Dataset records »
——————

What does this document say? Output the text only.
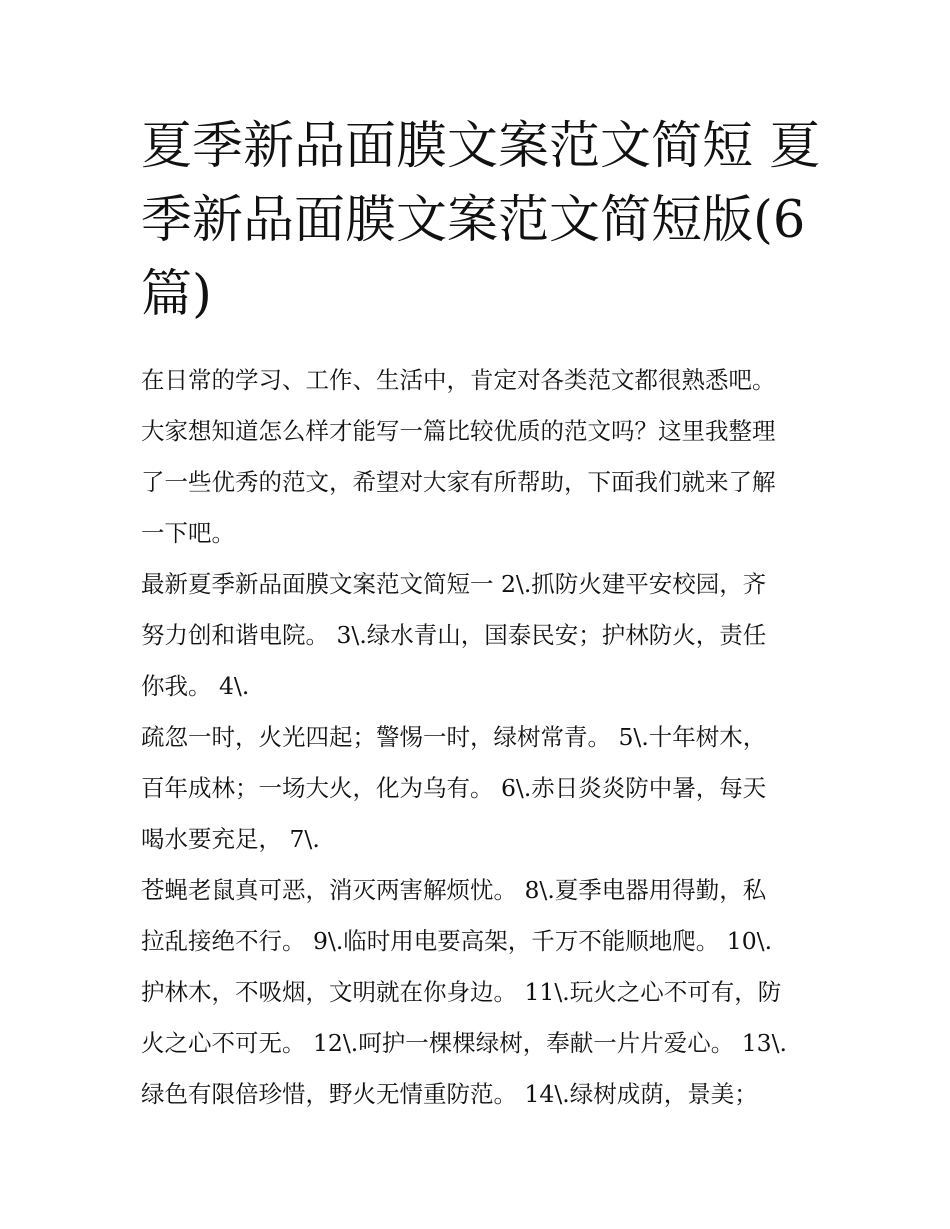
夏季新品面膜文案范文简短 夏
季新品面膜文案范文简短版(6
篇)

在日常的学习、工作、生活中，肯定对各类范文都很熟悉吧。
大家想知道怎么样才能写一篇比较优质的范文吗？这里我整理
了一些优秀的范文，希望对大家有所帮助，下面我们就来了解
一下吧。

最新夏季新品面膜文案范文简短一 2\.抓防火建平安校园，齐
努力创和谐电院。 3\.绿水青山，国泰民安；护林防火，责任
你我。 4\.

疏忽一时，火光四起；警惕一时，绿树常青。 5\.十年树木，
百年成林；一场大火，化为乌有。 6\.赤日炎炎防中暑，每天
喝水要充足， 7\.

苍蝇老鼠真可恶，消灭两害解烦忧。 8\.夏季电器用得勤，私
拉乱接绝不行。 9\.临时用电要高架，千万不能顺地爬。 10\.
护林木，不吸烟，文明就在你身边。 11\.玩火之心不可有，防
火之心不可无。 12\.呵护一棵棵绿树，奉献一片片爱心。 13\.
绿色有限倍珍惜，野火无情重防范。 14\.绿树成荫，景美；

——————

TASK DESCRIPTION » Every record above should be written out again without change, except that the pictures are left out.

WRITTEN SOLUTION »
What does this document say? Output the text only.
夏季新品面膜文案范文简短 夏
季新品面膜文案范文简短版(6
篇)

在日常的学习、工作、生活中，肯定对各类范文都很熟悉吧。
大家想知道怎么样才能写一篇比较优质的范文吗？这里我整理
了一些优秀的范文，希望对大家有所帮助，下面我们就来了解
一下吧。

最新夏季新品面膜文案范文简短一 2\.抓防火建平安校园，齐
努力创和谐电院。 3\.绿水青山，国泰民安；护林防火，责任
你我。 4\.

疏忽一时，火光四起；警惕一时，绿树常青。 5\.十年树木，
百年成林；一场大火，化为乌有。 6\.赤日炎炎防中暑，每天
喝水要充足， 7\.

苍蝇老鼠真可恶，消灭两害解烦忧。 8\.夏季电器用得勤，私
拉乱接绝不行。 9\.临时用电要高架，千万不能顺地爬。 10\.
护林木，不吸烟，文明就在你身边。 11\.玩火之心不可有，防
火之心不可无。 12\.呵护一棵棵绿树，奉献一片片爱心。 13\.
绿色有限倍珍惜，野火无情重防范。 14\.绿树成荫，景美；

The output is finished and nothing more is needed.